## WHAT THE EXERCISE ASKS
Check each line below for the word "Chest", and copy those that have it.

## GIVEN INFORMATION
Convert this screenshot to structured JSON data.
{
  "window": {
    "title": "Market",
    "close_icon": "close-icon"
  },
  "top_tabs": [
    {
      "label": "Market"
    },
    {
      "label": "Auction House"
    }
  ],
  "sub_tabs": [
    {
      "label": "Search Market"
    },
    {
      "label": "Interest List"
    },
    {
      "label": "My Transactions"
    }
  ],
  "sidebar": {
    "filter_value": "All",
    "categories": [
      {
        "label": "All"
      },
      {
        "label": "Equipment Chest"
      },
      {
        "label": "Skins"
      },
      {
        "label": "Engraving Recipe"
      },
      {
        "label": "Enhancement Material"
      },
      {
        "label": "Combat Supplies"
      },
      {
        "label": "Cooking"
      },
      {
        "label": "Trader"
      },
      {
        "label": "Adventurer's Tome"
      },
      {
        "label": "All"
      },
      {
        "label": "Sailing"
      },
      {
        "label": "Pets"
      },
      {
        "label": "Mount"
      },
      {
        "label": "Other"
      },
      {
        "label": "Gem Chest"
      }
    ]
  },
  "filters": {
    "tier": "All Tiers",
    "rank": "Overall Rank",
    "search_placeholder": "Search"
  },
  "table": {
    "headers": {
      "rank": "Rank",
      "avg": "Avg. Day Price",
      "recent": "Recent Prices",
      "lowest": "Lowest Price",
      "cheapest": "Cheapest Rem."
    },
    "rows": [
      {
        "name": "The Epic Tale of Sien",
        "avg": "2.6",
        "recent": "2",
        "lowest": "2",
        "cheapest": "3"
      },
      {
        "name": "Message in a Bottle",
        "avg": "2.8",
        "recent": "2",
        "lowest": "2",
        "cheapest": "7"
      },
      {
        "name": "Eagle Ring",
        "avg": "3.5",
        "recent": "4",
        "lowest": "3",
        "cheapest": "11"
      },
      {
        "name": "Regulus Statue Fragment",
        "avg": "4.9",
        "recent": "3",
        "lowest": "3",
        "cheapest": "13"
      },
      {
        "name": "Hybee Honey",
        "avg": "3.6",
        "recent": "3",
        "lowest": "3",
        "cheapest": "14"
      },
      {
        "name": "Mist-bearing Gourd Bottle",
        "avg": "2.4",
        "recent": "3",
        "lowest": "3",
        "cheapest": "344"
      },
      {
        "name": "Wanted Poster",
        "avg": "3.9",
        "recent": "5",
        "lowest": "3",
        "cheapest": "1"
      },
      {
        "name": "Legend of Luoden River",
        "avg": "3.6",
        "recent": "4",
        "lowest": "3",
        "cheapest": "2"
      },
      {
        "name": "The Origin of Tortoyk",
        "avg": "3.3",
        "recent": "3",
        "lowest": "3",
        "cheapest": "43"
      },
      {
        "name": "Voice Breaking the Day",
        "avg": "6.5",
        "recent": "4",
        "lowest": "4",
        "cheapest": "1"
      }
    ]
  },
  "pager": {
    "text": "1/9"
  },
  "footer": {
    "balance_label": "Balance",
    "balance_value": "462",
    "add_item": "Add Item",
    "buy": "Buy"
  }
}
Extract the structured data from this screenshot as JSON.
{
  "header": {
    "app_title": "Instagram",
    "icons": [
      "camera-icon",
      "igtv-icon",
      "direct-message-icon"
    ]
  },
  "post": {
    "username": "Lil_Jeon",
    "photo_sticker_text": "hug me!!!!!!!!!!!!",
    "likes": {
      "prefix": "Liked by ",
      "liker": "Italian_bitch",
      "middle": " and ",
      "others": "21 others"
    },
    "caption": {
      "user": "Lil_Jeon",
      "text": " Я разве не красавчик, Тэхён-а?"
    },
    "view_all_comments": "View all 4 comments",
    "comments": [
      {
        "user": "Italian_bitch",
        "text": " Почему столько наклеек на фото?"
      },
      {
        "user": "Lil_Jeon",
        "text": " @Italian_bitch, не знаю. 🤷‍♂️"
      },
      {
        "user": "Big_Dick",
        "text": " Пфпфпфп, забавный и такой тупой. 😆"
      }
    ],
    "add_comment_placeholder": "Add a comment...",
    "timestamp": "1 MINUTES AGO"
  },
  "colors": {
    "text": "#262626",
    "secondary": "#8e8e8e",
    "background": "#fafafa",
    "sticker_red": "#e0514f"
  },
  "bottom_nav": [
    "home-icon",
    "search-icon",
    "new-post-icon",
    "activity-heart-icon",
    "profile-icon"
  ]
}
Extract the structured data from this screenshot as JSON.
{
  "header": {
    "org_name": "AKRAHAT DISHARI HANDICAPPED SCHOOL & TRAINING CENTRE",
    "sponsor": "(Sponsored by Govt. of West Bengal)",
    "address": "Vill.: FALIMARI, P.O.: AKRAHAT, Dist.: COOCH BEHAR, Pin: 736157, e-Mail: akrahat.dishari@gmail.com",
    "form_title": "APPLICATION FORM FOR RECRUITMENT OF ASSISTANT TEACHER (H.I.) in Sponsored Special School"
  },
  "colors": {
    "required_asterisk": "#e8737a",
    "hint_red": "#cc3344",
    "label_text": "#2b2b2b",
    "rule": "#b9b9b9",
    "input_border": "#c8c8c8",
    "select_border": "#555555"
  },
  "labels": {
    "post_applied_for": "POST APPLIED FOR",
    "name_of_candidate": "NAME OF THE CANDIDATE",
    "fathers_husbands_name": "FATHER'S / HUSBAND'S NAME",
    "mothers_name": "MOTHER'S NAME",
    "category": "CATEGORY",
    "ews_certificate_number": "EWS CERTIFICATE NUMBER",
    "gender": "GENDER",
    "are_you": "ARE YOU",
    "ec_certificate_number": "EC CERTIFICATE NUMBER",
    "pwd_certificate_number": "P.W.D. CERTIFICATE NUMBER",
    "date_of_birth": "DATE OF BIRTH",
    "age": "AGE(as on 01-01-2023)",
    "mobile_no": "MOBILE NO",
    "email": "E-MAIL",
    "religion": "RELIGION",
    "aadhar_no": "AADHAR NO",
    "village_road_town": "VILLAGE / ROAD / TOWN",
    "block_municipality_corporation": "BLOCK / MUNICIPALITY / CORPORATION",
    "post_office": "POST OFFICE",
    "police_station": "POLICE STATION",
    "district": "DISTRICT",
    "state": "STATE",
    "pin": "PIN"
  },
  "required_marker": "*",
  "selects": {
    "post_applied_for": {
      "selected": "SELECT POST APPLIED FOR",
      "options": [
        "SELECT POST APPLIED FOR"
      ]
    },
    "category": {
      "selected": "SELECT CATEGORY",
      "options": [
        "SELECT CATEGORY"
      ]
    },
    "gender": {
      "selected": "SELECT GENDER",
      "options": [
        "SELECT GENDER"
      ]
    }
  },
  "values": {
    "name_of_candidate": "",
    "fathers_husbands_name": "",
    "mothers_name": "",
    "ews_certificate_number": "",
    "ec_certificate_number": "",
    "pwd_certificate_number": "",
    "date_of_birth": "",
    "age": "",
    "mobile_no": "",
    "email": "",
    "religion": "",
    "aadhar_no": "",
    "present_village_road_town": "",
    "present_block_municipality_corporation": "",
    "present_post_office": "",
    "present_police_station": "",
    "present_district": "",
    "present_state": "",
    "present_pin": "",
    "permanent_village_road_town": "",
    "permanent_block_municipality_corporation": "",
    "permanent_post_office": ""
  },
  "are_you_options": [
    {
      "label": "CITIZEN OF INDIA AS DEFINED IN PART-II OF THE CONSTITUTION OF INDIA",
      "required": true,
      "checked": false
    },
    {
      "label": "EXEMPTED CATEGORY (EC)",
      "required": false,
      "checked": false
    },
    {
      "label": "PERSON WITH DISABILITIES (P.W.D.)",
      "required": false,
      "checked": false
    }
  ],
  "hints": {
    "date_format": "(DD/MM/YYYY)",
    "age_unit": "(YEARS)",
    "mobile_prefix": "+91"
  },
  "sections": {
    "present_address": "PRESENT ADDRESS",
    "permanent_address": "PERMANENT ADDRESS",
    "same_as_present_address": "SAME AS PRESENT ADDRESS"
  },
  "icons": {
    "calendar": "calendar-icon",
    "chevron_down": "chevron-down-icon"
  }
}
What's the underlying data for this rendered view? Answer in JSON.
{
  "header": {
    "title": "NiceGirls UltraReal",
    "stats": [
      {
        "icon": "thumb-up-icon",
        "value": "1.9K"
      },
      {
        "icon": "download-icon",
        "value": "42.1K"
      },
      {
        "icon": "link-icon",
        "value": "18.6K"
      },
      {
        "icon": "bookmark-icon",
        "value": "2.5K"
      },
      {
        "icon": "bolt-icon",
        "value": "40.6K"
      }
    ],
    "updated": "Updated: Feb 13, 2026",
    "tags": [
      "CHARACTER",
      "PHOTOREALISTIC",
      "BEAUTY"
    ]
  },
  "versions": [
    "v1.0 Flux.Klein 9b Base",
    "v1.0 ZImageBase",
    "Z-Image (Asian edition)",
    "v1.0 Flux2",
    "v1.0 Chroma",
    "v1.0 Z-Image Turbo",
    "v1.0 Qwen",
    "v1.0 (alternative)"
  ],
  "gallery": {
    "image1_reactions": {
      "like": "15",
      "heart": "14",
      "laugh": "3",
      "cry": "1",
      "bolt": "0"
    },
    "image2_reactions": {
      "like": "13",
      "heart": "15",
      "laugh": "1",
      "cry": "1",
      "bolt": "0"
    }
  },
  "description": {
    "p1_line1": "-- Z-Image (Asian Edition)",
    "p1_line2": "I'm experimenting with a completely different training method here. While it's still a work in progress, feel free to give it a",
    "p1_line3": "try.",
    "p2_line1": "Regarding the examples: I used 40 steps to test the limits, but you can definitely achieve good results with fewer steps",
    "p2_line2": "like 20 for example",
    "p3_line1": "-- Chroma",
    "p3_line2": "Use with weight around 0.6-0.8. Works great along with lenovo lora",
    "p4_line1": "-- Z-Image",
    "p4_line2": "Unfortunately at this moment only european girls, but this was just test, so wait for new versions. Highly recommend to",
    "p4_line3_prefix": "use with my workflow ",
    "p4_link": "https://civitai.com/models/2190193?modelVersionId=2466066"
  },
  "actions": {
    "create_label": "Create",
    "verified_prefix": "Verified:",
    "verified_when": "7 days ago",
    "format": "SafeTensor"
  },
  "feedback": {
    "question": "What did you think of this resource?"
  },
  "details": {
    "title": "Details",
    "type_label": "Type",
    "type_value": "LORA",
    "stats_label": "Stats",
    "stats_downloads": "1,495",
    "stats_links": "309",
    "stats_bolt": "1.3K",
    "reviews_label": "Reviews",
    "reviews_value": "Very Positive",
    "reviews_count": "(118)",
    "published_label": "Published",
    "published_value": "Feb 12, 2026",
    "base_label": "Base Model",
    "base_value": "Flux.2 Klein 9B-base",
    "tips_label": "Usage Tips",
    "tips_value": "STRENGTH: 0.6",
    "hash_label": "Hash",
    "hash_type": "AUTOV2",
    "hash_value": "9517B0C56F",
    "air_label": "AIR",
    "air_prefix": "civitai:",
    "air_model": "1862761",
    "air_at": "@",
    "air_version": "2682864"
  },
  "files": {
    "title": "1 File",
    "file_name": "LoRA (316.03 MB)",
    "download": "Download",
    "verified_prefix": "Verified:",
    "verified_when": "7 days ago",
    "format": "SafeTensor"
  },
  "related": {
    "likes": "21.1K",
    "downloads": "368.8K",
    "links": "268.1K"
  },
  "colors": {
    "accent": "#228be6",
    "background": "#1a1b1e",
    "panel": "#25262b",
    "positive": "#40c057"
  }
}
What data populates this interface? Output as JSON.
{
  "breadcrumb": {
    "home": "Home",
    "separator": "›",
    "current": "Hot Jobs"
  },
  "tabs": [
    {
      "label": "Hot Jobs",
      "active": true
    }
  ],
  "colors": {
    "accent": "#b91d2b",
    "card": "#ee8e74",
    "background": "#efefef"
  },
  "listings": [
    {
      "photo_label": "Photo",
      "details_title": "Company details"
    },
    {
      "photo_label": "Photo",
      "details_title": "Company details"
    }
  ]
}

## IN RESPONSE
        "label": "Equipment Chest"
        "label": "Gem Chest"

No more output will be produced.